* TASK INSTRUCTIONS:
Copy every line of the records below where the word "series" occurs.

* ENTRIES PROVIDED:
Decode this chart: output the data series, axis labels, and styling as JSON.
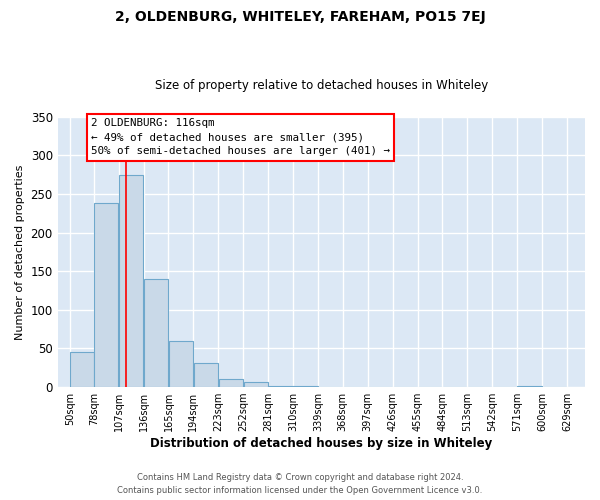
{
  "title": "2, OLDENBURG, WHITELEY, FAREHAM, PO15 7EJ",
  "subtitle": "Size of property relative to detached houses in Whiteley",
  "xlabel": "Distribution of detached houses by size in Whiteley",
  "ylabel": "Number of detached properties",
  "footer_line1": "Contains HM Land Registry data © Crown copyright and database right 2024.",
  "footer_line2": "Contains public sector information licensed under the Open Government Licence v3.0.",
  "bar_left_edges": [
    50,
    78,
    107,
    136,
    165,
    194,
    223,
    252,
    281,
    310,
    339,
    368,
    397,
    426,
    455,
    484,
    513,
    542,
    571,
    600
  ],
  "bar_heights": [
    45,
    238,
    275,
    140,
    60,
    31,
    10,
    6,
    2,
    2,
    0,
    0,
    0,
    0,
    0,
    0,
    0,
    0,
    2,
    0
  ],
  "bin_width": 29,
  "x_tick_labels": [
    "50sqm",
    "78sqm",
    "107sqm",
    "136sqm",
    "165sqm",
    "194sqm",
    "223sqm",
    "252sqm",
    "281sqm",
    "310sqm",
    "339sqm",
    "368sqm",
    "397sqm",
    "426sqm",
    "455sqm",
    "484sqm",
    "513sqm",
    "542sqm",
    "571sqm",
    "600sqm",
    "629sqm"
  ],
  "x_tick_positions": [
    50,
    78,
    107,
    136,
    165,
    194,
    223,
    252,
    281,
    310,
    339,
    368,
    397,
    426,
    455,
    484,
    513,
    542,
    571,
    600,
    629
  ],
  "ylim": [
    0,
    350
  ],
  "yticks": [
    0,
    50,
    100,
    150,
    200,
    250,
    300,
    350
  ],
  "xlim": [
    36,
    650
  ],
  "bar_color": "#c9d9e8",
  "bar_edge_color": "#6fa8cc",
  "plot_bg_color": "#dce8f5",
  "figure_bg_color": "#ffffff",
  "grid_color": "#ffffff",
  "red_line_x": 116,
  "annotation_title": "2 OLDENBURG: 116sqm",
  "annotation_line1": "← 49% of detached houses are smaller (395)",
  "annotation_line2": "50% of semi-detached houses are larger (401) →"
}
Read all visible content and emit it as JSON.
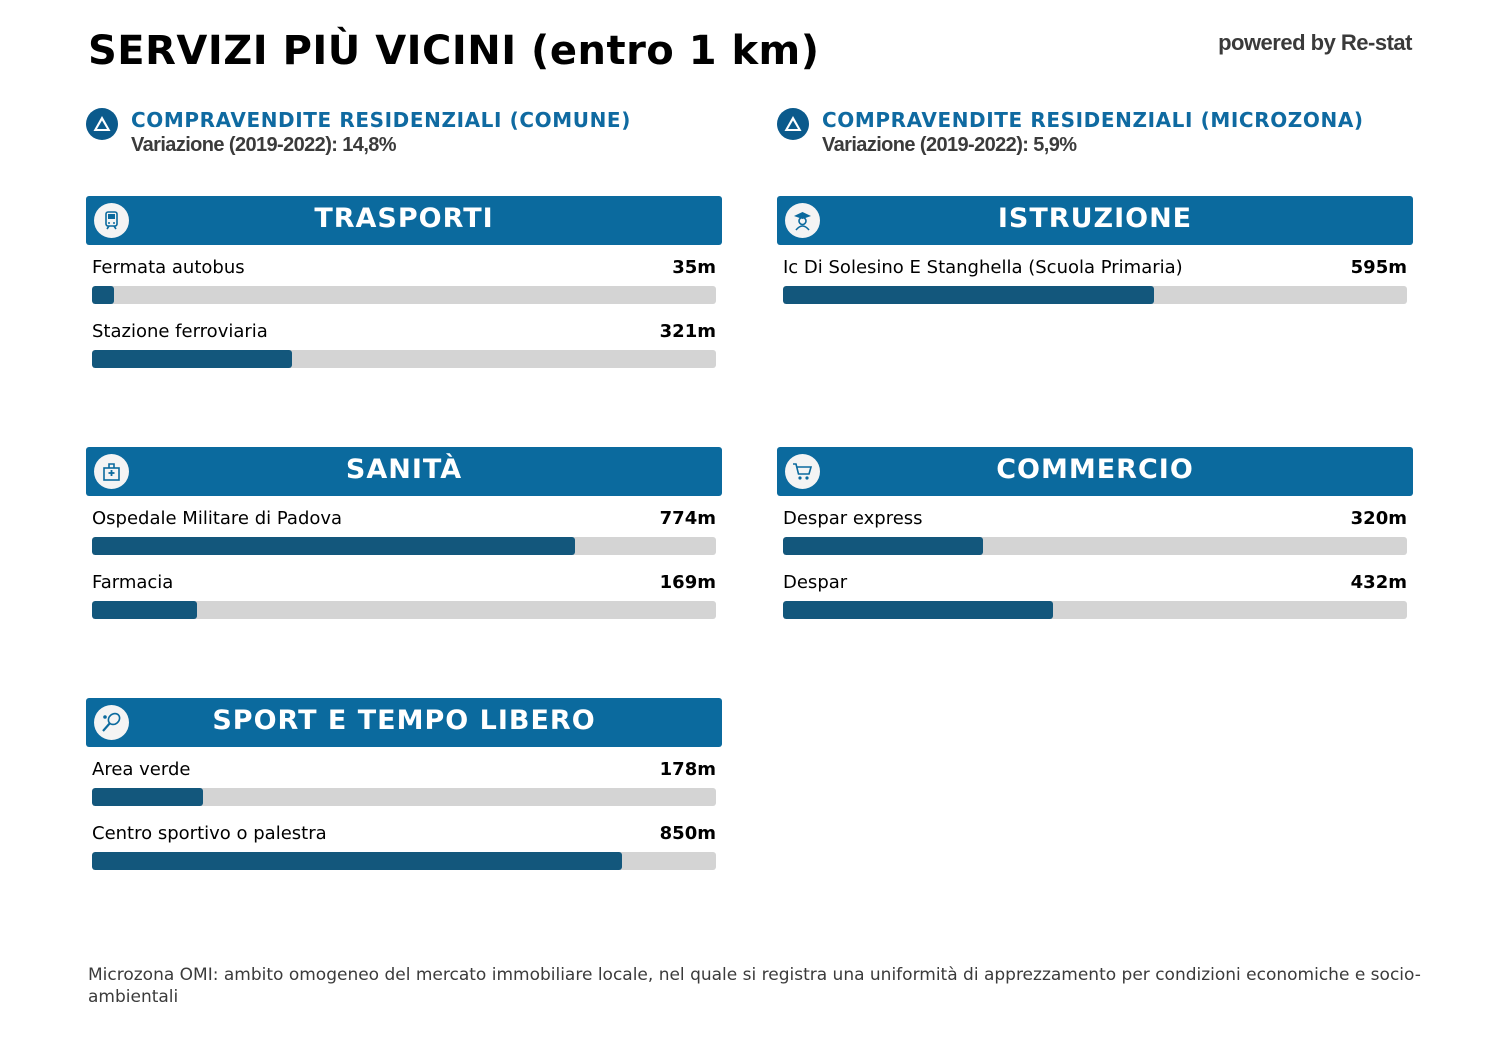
{
  "title": "SERVIZI PIÙ VICINI (entro 1 km)",
  "powered_by": "powered by Re-stat",
  "kpis": [
    {
      "label": "COMPRAVENDITE RESIDENZIALI (COMUNE)",
      "sub": "Variazione (2019-2022): 14,8%",
      "icon": "triangle-up-icon"
    },
    {
      "label": "COMPRAVENDITE RESIDENZIALI (MICROZONA)",
      "sub": "Variazione (2019-2022): 5,9%",
      "icon": "triangle-up-icon"
    }
  ],
  "chart_data": {
    "type": "bar",
    "orientation": "horizontal",
    "unit": "m",
    "max_distance": 1000,
    "bar_color": "#13577c",
    "track_color": "#d4d4d4",
    "header_color": "#0b6a9e",
    "groups": [
      {
        "title": "TRASPORTI",
        "icon": "train-icon",
        "items": [
          {
            "name": "Fermata autobus",
            "value": 35,
            "label": "35m"
          },
          {
            "name": "Stazione ferroviaria",
            "value": 321,
            "label": "321m"
          }
        ]
      },
      {
        "title": "ISTRUZIONE",
        "icon": "student-icon",
        "items": [
          {
            "name": "Ic Di Solesino E Stanghella (Scuola Primaria)",
            "value": 595,
            "label": "595m"
          }
        ]
      },
      {
        "title": "SANITÀ",
        "icon": "hospital-icon",
        "items": [
          {
            "name": "Ospedale Militare di Padova",
            "value": 774,
            "label": "774m"
          },
          {
            "name": "Farmacia",
            "value": 169,
            "label": "169m"
          }
        ]
      },
      {
        "title": "COMMERCIO",
        "icon": "shopping-cart-icon",
        "items": [
          {
            "name": "Despar express",
            "value": 320,
            "label": "320m"
          },
          {
            "name": "Despar",
            "value": 432,
            "label": "432m"
          }
        ]
      },
      {
        "title": "SPORT E TEMPO LIBERO",
        "icon": "tennis-racket-icon",
        "items": [
          {
            "name": "Area verde",
            "value": 178,
            "label": "178m"
          },
          {
            "name": "Centro sportivo o palestra",
            "value": 850,
            "label": "850m"
          }
        ]
      }
    ]
  },
  "footer": "Microzona OMI: ambito omogeneo del mercato immobiliare locale, nel quale si registra una uniformità di apprezzamento per condizioni economiche e socio-ambientali"
}
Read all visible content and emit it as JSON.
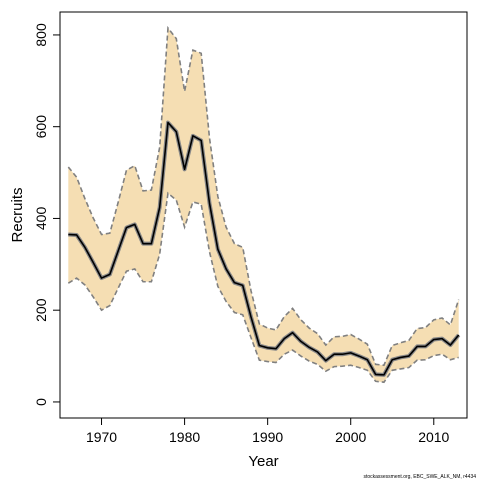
{
  "chart_data": {
    "type": "area",
    "xlabel": "Year",
    "ylabel": "Recruits",
    "xlim": [
      1965,
      2014
    ],
    "ylim": [
      -35,
      850
    ],
    "x_ticks": [
      1970,
      1980,
      1990,
      2000,
      2010
    ],
    "y_ticks": [
      0,
      200,
      400,
      600,
      800
    ],
    "credit": "stockassessment.org, EBC_SWE_ALK_NM, r4434",
    "colors": {
      "band": "#f5deb3",
      "band_edge": "#808080",
      "line": "#000000",
      "frame": "#000000"
    },
    "x": [
      1966,
      1967,
      1968,
      1969,
      1970,
      1971,
      1972,
      1973,
      1974,
      1975,
      1976,
      1977,
      1978,
      1979,
      1980,
      1981,
      1982,
      1983,
      1984,
      1985,
      1986,
      1987,
      1988,
      1989,
      1990,
      1991,
      1992,
      1993,
      1994,
      1995,
      1996,
      1997,
      1998,
      1999,
      2000,
      2001,
      2002,
      2003,
      2004,
      2005,
      2006,
      2007,
      2008,
      2009,
      2010,
      2011,
      2012,
      2013
    ],
    "series": [
      {
        "name": "estimate",
        "values": [
          365,
          364,
          337,
          304,
          270,
          278,
          329,
          380,
          387,
          345,
          345,
          424,
          609,
          589,
          507,
          580,
          570,
          433,
          333,
          290,
          260,
          254,
          185,
          123,
          118,
          116,
          138,
          151,
          132,
          119,
          109,
          90,
          104,
          104,
          107,
          100,
          92,
          60,
          59,
          92,
          97,
          100,
          121,
          121,
          136,
          138,
          124,
          146
        ]
      },
      {
        "name": "upper",
        "values": [
          512,
          490,
          443,
          401,
          365,
          368,
          435,
          505,
          515,
          460,
          462,
          555,
          815,
          792,
          677,
          767,
          760,
          575,
          448,
          381,
          345,
          337,
          242,
          170,
          161,
          157,
          186,
          204,
          179,
          161,
          149,
          124,
          142,
          143,
          147,
          137,
          126,
          82,
          80,
          123,
          129,
          134,
          160,
          162,
          179,
          183,
          168,
          223
        ]
      },
      {
        "name": "lower",
        "values": [
          259,
          270,
          255,
          229,
          200,
          210,
          248,
          285,
          290,
          262,
          262,
          322,
          455,
          440,
          381,
          436,
          431,
          327,
          252,
          219,
          195,
          190,
          140,
          91,
          88,
          86,
          104,
          113,
          100,
          89,
          82,
          67,
          77,
          78,
          80,
          75,
          69,
          45,
          43,
          69,
          72,
          75,
          91,
          92,
          101,
          104,
          92,
          97
        ]
      }
    ]
  }
}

* PROBLEM SOLUTION:
Decode this chart: output the data series, axis labels, and styling as JSON.
    "series": [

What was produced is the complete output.